● GOAL: Scan the data for "name" and copy the lines it appears in.

● EXCERPTED DATA:

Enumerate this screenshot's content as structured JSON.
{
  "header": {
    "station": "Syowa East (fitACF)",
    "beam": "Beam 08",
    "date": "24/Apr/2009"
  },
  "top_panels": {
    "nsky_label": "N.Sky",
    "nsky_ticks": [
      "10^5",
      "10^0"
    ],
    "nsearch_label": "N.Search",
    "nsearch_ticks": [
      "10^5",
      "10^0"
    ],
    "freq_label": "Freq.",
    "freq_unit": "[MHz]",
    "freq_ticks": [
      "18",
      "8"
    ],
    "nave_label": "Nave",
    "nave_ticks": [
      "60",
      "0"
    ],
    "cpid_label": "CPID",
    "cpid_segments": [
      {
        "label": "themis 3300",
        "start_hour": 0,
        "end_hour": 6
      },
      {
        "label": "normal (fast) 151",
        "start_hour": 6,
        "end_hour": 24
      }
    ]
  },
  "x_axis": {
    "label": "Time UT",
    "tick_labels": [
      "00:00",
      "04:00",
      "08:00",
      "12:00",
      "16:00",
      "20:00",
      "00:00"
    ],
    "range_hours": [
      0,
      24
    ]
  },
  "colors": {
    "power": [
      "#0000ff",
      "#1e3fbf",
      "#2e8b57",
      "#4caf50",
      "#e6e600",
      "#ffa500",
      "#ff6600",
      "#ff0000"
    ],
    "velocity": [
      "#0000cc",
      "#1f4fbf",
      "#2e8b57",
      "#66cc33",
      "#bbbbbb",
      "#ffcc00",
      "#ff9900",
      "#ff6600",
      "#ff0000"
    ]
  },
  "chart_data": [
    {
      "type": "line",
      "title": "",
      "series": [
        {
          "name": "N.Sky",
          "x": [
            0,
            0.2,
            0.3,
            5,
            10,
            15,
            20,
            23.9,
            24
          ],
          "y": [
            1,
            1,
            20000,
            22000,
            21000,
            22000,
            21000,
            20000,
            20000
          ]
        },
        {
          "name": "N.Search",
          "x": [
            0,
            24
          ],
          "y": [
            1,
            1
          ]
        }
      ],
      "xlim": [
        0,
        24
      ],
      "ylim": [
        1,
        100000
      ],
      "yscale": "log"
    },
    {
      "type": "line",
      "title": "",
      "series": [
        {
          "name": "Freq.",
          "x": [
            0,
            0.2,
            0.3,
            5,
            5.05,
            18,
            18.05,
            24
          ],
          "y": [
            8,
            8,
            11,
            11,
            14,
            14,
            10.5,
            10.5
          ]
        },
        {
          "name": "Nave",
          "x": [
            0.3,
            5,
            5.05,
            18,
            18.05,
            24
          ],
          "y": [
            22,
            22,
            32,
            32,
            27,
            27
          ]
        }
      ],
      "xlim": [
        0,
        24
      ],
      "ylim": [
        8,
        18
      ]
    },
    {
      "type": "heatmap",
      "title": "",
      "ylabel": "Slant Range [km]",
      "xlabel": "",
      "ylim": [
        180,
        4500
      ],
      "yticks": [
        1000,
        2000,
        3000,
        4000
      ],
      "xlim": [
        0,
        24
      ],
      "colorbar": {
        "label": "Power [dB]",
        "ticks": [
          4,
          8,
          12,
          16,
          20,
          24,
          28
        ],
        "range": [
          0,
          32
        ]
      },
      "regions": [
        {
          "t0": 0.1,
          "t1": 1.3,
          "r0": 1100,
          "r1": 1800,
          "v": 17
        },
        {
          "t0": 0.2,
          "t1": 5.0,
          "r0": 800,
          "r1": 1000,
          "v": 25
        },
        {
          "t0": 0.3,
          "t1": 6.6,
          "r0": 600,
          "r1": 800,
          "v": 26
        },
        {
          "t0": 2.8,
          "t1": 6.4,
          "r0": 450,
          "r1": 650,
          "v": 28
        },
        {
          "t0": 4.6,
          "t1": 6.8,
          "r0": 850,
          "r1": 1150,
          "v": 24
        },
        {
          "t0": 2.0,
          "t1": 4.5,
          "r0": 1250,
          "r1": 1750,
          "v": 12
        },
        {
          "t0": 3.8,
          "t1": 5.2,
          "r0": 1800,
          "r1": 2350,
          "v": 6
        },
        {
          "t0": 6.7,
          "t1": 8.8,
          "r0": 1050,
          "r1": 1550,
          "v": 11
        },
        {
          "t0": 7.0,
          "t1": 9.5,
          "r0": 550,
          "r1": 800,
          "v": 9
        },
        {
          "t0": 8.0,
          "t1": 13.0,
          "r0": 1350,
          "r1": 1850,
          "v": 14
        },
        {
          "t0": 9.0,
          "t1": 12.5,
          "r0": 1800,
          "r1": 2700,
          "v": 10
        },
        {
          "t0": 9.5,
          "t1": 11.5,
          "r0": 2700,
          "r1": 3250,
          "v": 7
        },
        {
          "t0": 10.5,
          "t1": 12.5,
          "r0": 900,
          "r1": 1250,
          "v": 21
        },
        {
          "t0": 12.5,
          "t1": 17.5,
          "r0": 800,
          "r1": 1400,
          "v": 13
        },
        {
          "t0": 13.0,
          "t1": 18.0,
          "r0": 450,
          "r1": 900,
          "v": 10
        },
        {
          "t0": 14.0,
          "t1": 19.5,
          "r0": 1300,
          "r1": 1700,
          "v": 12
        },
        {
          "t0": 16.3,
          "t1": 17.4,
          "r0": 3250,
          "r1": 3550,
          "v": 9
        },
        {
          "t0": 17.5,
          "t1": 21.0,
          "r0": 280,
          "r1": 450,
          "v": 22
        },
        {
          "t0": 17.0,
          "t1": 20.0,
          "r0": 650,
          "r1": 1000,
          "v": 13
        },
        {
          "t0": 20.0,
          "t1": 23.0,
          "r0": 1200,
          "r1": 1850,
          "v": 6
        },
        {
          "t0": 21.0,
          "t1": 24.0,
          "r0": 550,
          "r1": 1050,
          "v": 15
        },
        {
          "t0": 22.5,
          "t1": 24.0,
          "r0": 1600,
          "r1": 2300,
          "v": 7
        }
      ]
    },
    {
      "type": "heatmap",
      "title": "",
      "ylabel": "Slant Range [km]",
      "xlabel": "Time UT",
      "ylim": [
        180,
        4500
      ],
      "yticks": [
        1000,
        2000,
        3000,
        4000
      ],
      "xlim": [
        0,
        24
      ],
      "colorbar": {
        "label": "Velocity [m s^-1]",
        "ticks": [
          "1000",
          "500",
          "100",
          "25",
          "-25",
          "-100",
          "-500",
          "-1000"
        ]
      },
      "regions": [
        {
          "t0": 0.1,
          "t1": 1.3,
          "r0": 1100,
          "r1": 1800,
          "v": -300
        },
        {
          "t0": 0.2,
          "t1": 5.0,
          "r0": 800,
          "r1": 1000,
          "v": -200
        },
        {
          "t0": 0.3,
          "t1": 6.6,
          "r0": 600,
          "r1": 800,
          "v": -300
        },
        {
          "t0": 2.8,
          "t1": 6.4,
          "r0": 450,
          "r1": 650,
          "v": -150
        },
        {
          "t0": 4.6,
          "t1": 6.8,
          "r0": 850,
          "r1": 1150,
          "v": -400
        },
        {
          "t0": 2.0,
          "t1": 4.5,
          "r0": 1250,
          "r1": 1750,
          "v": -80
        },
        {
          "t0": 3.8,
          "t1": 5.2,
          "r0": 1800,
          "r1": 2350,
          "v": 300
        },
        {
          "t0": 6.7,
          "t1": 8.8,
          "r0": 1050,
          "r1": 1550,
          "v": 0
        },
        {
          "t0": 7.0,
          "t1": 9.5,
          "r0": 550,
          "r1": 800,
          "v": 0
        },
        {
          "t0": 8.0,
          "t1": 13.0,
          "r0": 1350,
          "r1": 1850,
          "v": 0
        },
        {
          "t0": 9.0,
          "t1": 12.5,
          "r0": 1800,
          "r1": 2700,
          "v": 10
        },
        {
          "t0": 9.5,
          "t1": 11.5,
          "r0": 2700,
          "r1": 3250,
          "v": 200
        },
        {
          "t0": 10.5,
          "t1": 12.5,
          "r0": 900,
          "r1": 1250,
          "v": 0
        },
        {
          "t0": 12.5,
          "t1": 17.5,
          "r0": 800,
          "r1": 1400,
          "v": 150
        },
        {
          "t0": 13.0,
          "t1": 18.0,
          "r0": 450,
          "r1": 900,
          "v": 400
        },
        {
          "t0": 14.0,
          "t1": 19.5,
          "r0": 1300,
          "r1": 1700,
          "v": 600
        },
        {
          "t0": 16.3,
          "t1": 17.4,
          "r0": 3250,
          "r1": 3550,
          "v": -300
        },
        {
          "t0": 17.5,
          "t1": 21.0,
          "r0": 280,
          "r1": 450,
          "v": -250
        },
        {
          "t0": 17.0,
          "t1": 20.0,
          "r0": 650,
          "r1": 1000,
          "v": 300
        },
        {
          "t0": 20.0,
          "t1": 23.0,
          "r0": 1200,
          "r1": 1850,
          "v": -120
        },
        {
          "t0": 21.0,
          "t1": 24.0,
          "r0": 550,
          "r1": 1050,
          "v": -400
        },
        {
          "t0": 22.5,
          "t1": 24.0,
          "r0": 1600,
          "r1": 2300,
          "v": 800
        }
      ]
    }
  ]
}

● WRITTEN RESPONSE:
          "name": "N.Sky",
          "name": "N.Search",
          "name": "Freq.",
          "name": "Nave",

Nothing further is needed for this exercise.